EXERCISE PROMPT - Quote all entries in full, exactly.

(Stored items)
»»

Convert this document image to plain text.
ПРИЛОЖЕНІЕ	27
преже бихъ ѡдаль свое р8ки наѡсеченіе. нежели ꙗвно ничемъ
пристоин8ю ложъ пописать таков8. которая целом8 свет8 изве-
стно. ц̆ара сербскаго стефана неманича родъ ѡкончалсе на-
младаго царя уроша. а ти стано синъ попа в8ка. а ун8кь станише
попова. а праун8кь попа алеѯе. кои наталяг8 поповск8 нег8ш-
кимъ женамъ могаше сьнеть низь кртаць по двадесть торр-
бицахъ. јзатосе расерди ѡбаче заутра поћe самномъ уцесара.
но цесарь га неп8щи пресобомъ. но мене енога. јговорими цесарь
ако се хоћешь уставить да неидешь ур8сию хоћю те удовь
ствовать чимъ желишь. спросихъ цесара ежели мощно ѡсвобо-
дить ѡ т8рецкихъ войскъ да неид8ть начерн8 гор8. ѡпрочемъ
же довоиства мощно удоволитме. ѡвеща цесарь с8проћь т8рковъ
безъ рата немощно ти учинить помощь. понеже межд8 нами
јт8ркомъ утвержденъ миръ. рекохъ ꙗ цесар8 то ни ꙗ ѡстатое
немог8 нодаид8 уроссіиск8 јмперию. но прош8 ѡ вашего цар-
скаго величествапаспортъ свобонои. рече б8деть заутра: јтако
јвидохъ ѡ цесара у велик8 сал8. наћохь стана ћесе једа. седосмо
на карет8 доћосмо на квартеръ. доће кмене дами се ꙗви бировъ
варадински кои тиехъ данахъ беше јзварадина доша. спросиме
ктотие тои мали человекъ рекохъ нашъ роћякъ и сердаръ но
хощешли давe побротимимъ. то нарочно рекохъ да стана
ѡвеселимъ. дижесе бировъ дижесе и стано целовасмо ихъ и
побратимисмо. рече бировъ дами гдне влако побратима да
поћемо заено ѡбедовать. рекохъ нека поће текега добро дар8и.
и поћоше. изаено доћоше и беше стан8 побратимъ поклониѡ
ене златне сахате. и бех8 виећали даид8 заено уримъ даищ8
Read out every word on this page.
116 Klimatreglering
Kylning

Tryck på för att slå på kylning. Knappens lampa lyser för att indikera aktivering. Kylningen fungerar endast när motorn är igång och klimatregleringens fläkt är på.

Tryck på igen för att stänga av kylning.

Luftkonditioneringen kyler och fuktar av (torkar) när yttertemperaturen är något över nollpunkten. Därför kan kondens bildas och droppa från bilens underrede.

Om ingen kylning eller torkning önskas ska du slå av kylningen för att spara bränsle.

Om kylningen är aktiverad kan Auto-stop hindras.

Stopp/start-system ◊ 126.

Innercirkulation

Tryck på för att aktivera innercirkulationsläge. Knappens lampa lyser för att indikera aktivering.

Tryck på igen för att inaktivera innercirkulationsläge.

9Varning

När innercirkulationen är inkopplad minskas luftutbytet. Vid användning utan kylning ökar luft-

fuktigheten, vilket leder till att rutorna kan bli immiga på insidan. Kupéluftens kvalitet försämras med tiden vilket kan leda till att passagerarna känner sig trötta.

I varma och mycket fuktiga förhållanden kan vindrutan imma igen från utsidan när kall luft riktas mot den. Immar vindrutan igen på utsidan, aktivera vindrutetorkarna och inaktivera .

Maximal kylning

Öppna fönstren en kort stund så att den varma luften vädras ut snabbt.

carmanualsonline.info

««

SOLUTION BELOW -
Convert this document image to plain text.
ПРИЛОЖЕНІЕ	27
преже бихъ ѡдаль свое р8ки наѡсеченіе. нежели ꙗвно ничемъ
пристоин8ю ложъ пописать таков8. которая целом8 свет8 изве-
стно. ц̆ара сербскаго стефана неманича родъ ѡкончалсе на-
младаго царя уроша. а ти стано синъ попа в8ка. а ун8кь станише
попова. а праун8кь попа алеѯе. кои наталяг8 поповск8 нег8ш-
кимъ женамъ могаше сьнеть низь кртаць по двадесть торр-
бицахъ. јзатосе расерди ѡбаче заутра поћe самномъ уцесара.
но цесарь га неп8щи пресобомъ. но мене енога. јговорими цесарь
ако се хоћешь уставить да неидешь ур8сию хоћю те удовь
ствовать чимъ желишь. спросихъ цесара ежели мощно ѡсвобо-
дить ѡ т8рецкихъ войскъ да неид8ть начерн8 гор8. ѡпрочемъ
же довоиства мощно удоволитме. ѡвеща цесарь с8проћь т8рковъ
безъ рата немощно ти учинить помощь. понеже межд8 нами
јт8ркомъ утвержденъ миръ. рекохъ ꙗ цесар8 то ни ꙗ ѡстатое
немог8 нодаид8 уроссіиск8 јмперию. но прош8 ѡ вашего цар-
скаго величествапаспортъ свобонои. рече б8деть заутра: јтако
јвидохъ ѡ цесара у велик8 сал8. наћохь стана ћесе једа. седосмо
на карет8 доћосмо на квартеръ. доће кмене дами се ꙗви бировъ
варадински кои тиехъ данахъ беше јзварадина доша. спросиме
ктотие тои мали человекъ рекохъ нашъ роћякъ и сердаръ но
хощешли давe побротимимъ. то нарочно рекохъ да стана
ѡвеселимъ. дижесе бировъ дижесе и стано целовасмо ихъ и
побратимисмо. рече бировъ дами гдне влако побратима да
поћемо заено ѡбедовать. рекохъ нека поће текега добро дар8и.
и поћоше. изаено доћоше и беше стан8 побратимъ поклониѡ
ене златне сахате. и бех8 виећали даид8 заено уримъ даищ8
Read out every word on this page.
116 Klimatreglering
Kylning

Tryck på för att slå på kylning. Knappens lampa lyser för att indikera aktivering. Kylningen fungerar endast när motorn är igång och klimatregleringens fläkt är på.

Tryck på igen för att stänga av kylning.

Luftkonditioneringen kyler och fuktar av (torkar) när yttertemperaturen är något över nollpunkten. Därför kan kondens bildas och droppa från bilens underrede.

Om ingen kylning eller torkning önskas ska du slå av kylningen för att spara bränsle.

Om kylningen är aktiverad kan Auto-stop hindras.

Stopp/start-system ◊ 126.

Innercirkulation

Tryck på för att aktivera innercirkulationsläge. Knappens lampa lyser för att indikera aktivering.

Tryck på igen för att inaktivera innercirkulationsläge.

9Varning

När innercirkulationen är inkopplad minskas luftutbytet. Vid användning utan kylning ökar luft-

fuktigheten, vilket leder till att rutorna kan bli immiga på insidan. Kupéluftens kvalitet försämras med tiden vilket kan leda till att passagerarna känner sig trötta.

I varma och mycket fuktiga förhållanden kan vindrutan imma igen från utsidan när kall luft riktas mot den. Immar vindrutan igen på utsidan, aktivera vindrutetorkarna och inaktivera .

Maximal kylning

Öppna fönstren en kort stund så att den varma luften vädras ut snabbt.

carmanualsonline.info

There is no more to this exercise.